[Dataset listings of figures]
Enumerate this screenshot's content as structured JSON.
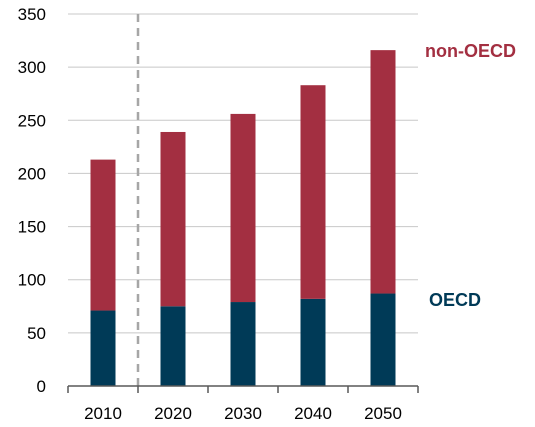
{
  "chart_data": {
    "type": "bar",
    "stacked": true,
    "title": "",
    "xlabel": "",
    "ylabel": "",
    "categories": [
      "2010",
      "2020",
      "2030",
      "2040",
      "2050"
    ],
    "series": [
      {
        "name": "OECD",
        "values": [
          71,
          75,
          79,
          82,
          87
        ],
        "color": "#003a57"
      },
      {
        "name": "non-OECD",
        "values": [
          142,
          164,
          177,
          201,
          229
        ],
        "color": "#a32f41"
      }
    ],
    "ylim": [
      0,
      350
    ],
    "yticks": [
      "0",
      "50",
      "100",
      "150",
      "200",
      "250",
      "300",
      "350"
    ],
    "grid": true,
    "divider_after_category": "2010",
    "legend": "inline-right",
    "colors": {
      "grid": "#c8c8c8",
      "axis": "#595959",
      "divider": "#a6a6a6",
      "text": "#000000"
    }
  }
}
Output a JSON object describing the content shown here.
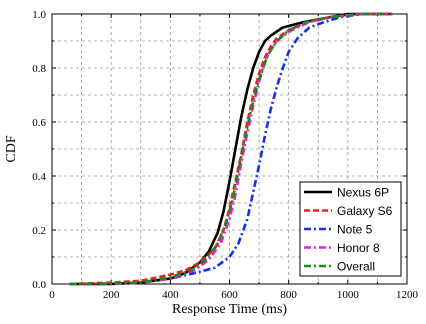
{
  "chart_data": {
    "type": "line",
    "xlabel": "Response Time (ms)",
    "ylabel": "CDF",
    "xlim": [
      0,
      1200
    ],
    "ylim": [
      0,
      1.0
    ],
    "xticks": [
      0,
      200,
      400,
      600,
      800,
      1000,
      1200
    ],
    "xtick_labels": [
      "0",
      "200",
      "400",
      "600",
      "800",
      "1000",
      "1200"
    ],
    "yticks": [
      0,
      0.2,
      0.4,
      0.6,
      0.8,
      1.0
    ],
    "ytick_labels": [
      "0.0",
      "0.2",
      "0.4",
      "0.6",
      "0.8",
      "1.0"
    ],
    "x_minor_step": 100,
    "y_minor_step": 0.1,
    "grid": true,
    "legend_position": "bottom-right",
    "series": [
      {
        "name": "Nexus 6P",
        "color": "#000000",
        "dash": "solid",
        "points": [
          [
            60,
            0
          ],
          [
            200,
            0
          ],
          [
            300,
            0.005
          ],
          [
            400,
            0.02
          ],
          [
            450,
            0.04
          ],
          [
            500,
            0.08
          ],
          [
            530,
            0.12
          ],
          [
            560,
            0.19
          ],
          [
            580,
            0.27
          ],
          [
            600,
            0.38
          ],
          [
            620,
            0.5
          ],
          [
            640,
            0.62
          ],
          [
            660,
            0.72
          ],
          [
            680,
            0.8
          ],
          [
            700,
            0.86
          ],
          [
            720,
            0.9
          ],
          [
            740,
            0.92
          ],
          [
            780,
            0.95
          ],
          [
            850,
            0.97
          ],
          [
            950,
            0.99
          ],
          [
            1000,
            1.0
          ],
          [
            1150,
            1.0
          ]
        ]
      },
      {
        "name": "Galaxy S6",
        "color": "#e8231a",
        "dash": "dashed",
        "points": [
          [
            60,
            0
          ],
          [
            200,
            0.005
          ],
          [
            300,
            0.012
          ],
          [
            400,
            0.035
          ],
          [
            450,
            0.05
          ],
          [
            500,
            0.08
          ],
          [
            550,
            0.13
          ],
          [
            580,
            0.2
          ],
          [
            600,
            0.28
          ],
          [
            620,
            0.38
          ],
          [
            640,
            0.48
          ],
          [
            660,
            0.6
          ],
          [
            680,
            0.7
          ],
          [
            700,
            0.78
          ],
          [
            720,
            0.84
          ],
          [
            740,
            0.88
          ],
          [
            760,
            0.91
          ],
          [
            800,
            0.94
          ],
          [
            860,
            0.97
          ],
          [
            950,
            0.99
          ],
          [
            1050,
            1.0
          ],
          [
            1150,
            1.0
          ]
        ]
      },
      {
        "name": "Note 5",
        "color": "#1530e6",
        "dash": "dashdot",
        "points": [
          [
            60,
            0
          ],
          [
            200,
            0
          ],
          [
            300,
            0.005
          ],
          [
            400,
            0.02
          ],
          [
            480,
            0.04
          ],
          [
            550,
            0.06
          ],
          [
            600,
            0.1
          ],
          [
            630,
            0.15
          ],
          [
            660,
            0.24
          ],
          [
            680,
            0.34
          ],
          [
            700,
            0.44
          ],
          [
            720,
            0.55
          ],
          [
            740,
            0.65
          ],
          [
            760,
            0.73
          ],
          [
            780,
            0.8
          ],
          [
            800,
            0.86
          ],
          [
            830,
            0.91
          ],
          [
            870,
            0.95
          ],
          [
            920,
            0.97
          ],
          [
            980,
            0.99
          ],
          [
            1050,
            1.0
          ],
          [
            1150,
            1.0
          ]
        ]
      },
      {
        "name": "Honor 8",
        "color": "#e620d8",
        "dash": "dashdot",
        "points": [
          [
            60,
            0
          ],
          [
            200,
            0
          ],
          [
            300,
            0.005
          ],
          [
            400,
            0.02
          ],
          [
            480,
            0.05
          ],
          [
            530,
            0.09
          ],
          [
            570,
            0.15
          ],
          [
            600,
            0.24
          ],
          [
            620,
            0.33
          ],
          [
            640,
            0.45
          ],
          [
            660,
            0.56
          ],
          [
            680,
            0.66
          ],
          [
            700,
            0.75
          ],
          [
            720,
            0.82
          ],
          [
            740,
            0.87
          ],
          [
            770,
            0.91
          ],
          [
            810,
            0.94
          ],
          [
            870,
            0.97
          ],
          [
            950,
            0.99
          ],
          [
            1050,
            1.0
          ],
          [
            1150,
            1.0
          ]
        ]
      },
      {
        "name": "Overall",
        "color": "#1a8a1a",
        "dash": "dashdot",
        "points": [
          [
            60,
            0
          ],
          [
            200,
            0.002
          ],
          [
            300,
            0.006
          ],
          [
            400,
            0.025
          ],
          [
            470,
            0.05
          ],
          [
            520,
            0.09
          ],
          [
            560,
            0.15
          ],
          [
            590,
            0.23
          ],
          [
            610,
            0.31
          ],
          [
            630,
            0.42
          ],
          [
            650,
            0.53
          ],
          [
            670,
            0.63
          ],
          [
            690,
            0.72
          ],
          [
            710,
            0.79
          ],
          [
            730,
            0.85
          ],
          [
            760,
            0.9
          ],
          [
            800,
            0.94
          ],
          [
            860,
            0.97
          ],
          [
            950,
            0.99
          ],
          [
            1050,
            1.0
          ],
          [
            1150,
            1.0
          ]
        ]
      }
    ]
  }
}
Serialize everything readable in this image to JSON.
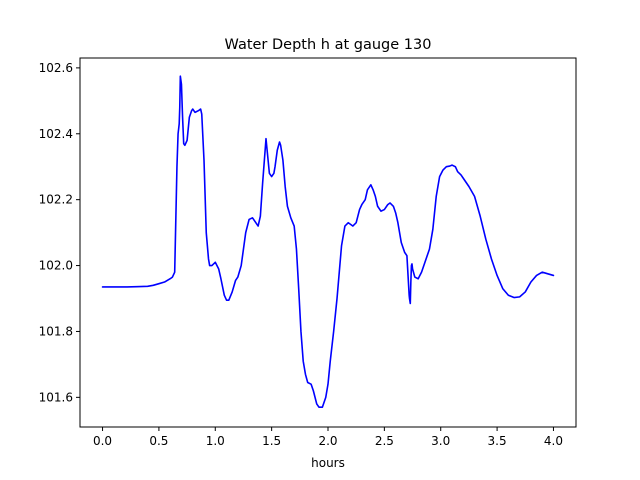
{
  "chart_data": {
    "type": "line",
    "title": "Water Depth h at gauge 130",
    "xlabel": "hours",
    "ylabel": "",
    "xlim": [
      -0.2,
      4.2
    ],
    "ylim": [
      101.51,
      102.63
    ],
    "xticks": [
      0.0,
      0.5,
      1.0,
      1.5,
      2.0,
      2.5,
      3.0,
      3.5,
      4.0
    ],
    "xtick_labels": [
      "0.0",
      "0.5",
      "1.0",
      "1.5",
      "2.0",
      "2.5",
      "3.0",
      "3.5",
      "4.0"
    ],
    "yticks": [
      101.6,
      101.8,
      102.0,
      102.2,
      102.4,
      102.6
    ],
    "ytick_labels": [
      "101.6",
      "101.8",
      "102.0",
      "102.2",
      "102.4",
      "102.6"
    ],
    "grid": false,
    "series": [
      {
        "color": "#0000ff",
        "x": [
          0.0,
          0.1,
          0.2,
          0.3,
          0.4,
          0.45,
          0.5,
          0.55,
          0.6,
          0.62,
          0.64,
          0.66,
          0.67,
          0.68,
          0.685,
          0.69,
          0.7,
          0.71,
          0.72,
          0.73,
          0.75,
          0.77,
          0.79,
          0.8,
          0.82,
          0.85,
          0.87,
          0.88,
          0.9,
          0.92,
          0.94,
          0.95,
          0.97,
          1.0,
          1.03,
          1.05,
          1.08,
          1.1,
          1.12,
          1.15,
          1.18,
          1.2,
          1.23,
          1.27,
          1.3,
          1.33,
          1.35,
          1.38,
          1.4,
          1.42,
          1.45,
          1.48,
          1.5,
          1.52,
          1.53,
          1.55,
          1.57,
          1.58,
          1.6,
          1.62,
          1.64,
          1.67,
          1.7,
          1.72,
          1.74,
          1.76,
          1.78,
          1.8,
          1.82,
          1.85,
          1.87,
          1.9,
          1.92,
          1.95,
          1.98,
          2.0,
          2.02,
          2.05,
          2.08,
          2.1,
          2.12,
          2.15,
          2.18,
          2.2,
          2.22,
          2.25,
          2.28,
          2.3,
          2.33,
          2.35,
          2.38,
          2.4,
          2.42,
          2.44,
          2.47,
          2.5,
          2.53,
          2.55,
          2.58,
          2.6,
          2.62,
          2.65,
          2.68,
          2.7,
          2.72,
          2.723,
          2.73,
          2.735,
          2.74,
          2.745,
          2.75,
          2.77,
          2.8,
          2.83,
          2.86,
          2.9,
          2.93,
          2.96,
          2.99,
          3.02,
          3.05,
          3.08,
          3.1,
          3.13,
          3.15,
          3.18,
          3.2,
          3.25,
          3.3,
          3.35,
          3.4,
          3.45,
          3.5,
          3.55,
          3.6,
          3.65,
          3.7,
          3.75,
          3.8,
          3.85,
          3.9,
          3.92,
          3.95,
          4.0
        ],
        "y": [
          101.935,
          101.935,
          101.935,
          101.936,
          101.937,
          101.94,
          101.945,
          101.95,
          101.96,
          101.965,
          101.98,
          102.3,
          102.4,
          102.43,
          102.48,
          102.575,
          102.55,
          102.45,
          102.37,
          102.365,
          102.38,
          102.45,
          102.47,
          102.475,
          102.465,
          102.47,
          102.475,
          102.46,
          102.32,
          102.1,
          102.02,
          102.0,
          102.0,
          102.01,
          101.99,
          101.96,
          101.91,
          101.895,
          101.895,
          101.92,
          101.955,
          101.965,
          102.0,
          102.1,
          102.14,
          102.145,
          102.135,
          102.12,
          102.15,
          102.25,
          102.385,
          102.28,
          102.27,
          102.28,
          102.3,
          102.35,
          102.375,
          102.365,
          102.32,
          102.24,
          102.18,
          102.145,
          102.12,
          102.05,
          101.93,
          101.8,
          101.71,
          101.67,
          101.645,
          101.64,
          101.62,
          101.58,
          101.57,
          101.57,
          101.6,
          101.64,
          101.71,
          101.8,
          101.9,
          101.98,
          102.06,
          102.12,
          102.13,
          102.125,
          102.12,
          102.13,
          102.17,
          102.185,
          102.2,
          102.23,
          102.245,
          102.23,
          102.21,
          102.18,
          102.165,
          102.17,
          102.185,
          102.19,
          102.18,
          102.16,
          102.13,
          102.07,
          102.04,
          102.03,
          101.91,
          101.9,
          101.885,
          101.95,
          102.0,
          102.005,
          101.99,
          101.965,
          101.96,
          101.98,
          102.01,
          102.05,
          102.11,
          102.21,
          102.27,
          102.29,
          102.3,
          102.302,
          102.305,
          102.3,
          102.285,
          102.275,
          102.265,
          102.24,
          102.21,
          102.15,
          102.08,
          102.02,
          101.97,
          101.93,
          101.91,
          101.903,
          101.905,
          101.92,
          101.95,
          101.97,
          101.98,
          101.978,
          101.975,
          101.97
        ]
      }
    ]
  }
}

Challenge: Pick out all lines from the data above in which the word "xlabel" appears.

Task result:
    "xlabel": "",
    "xlabel": "Response Time (ms)",
    "xlabel": "hours",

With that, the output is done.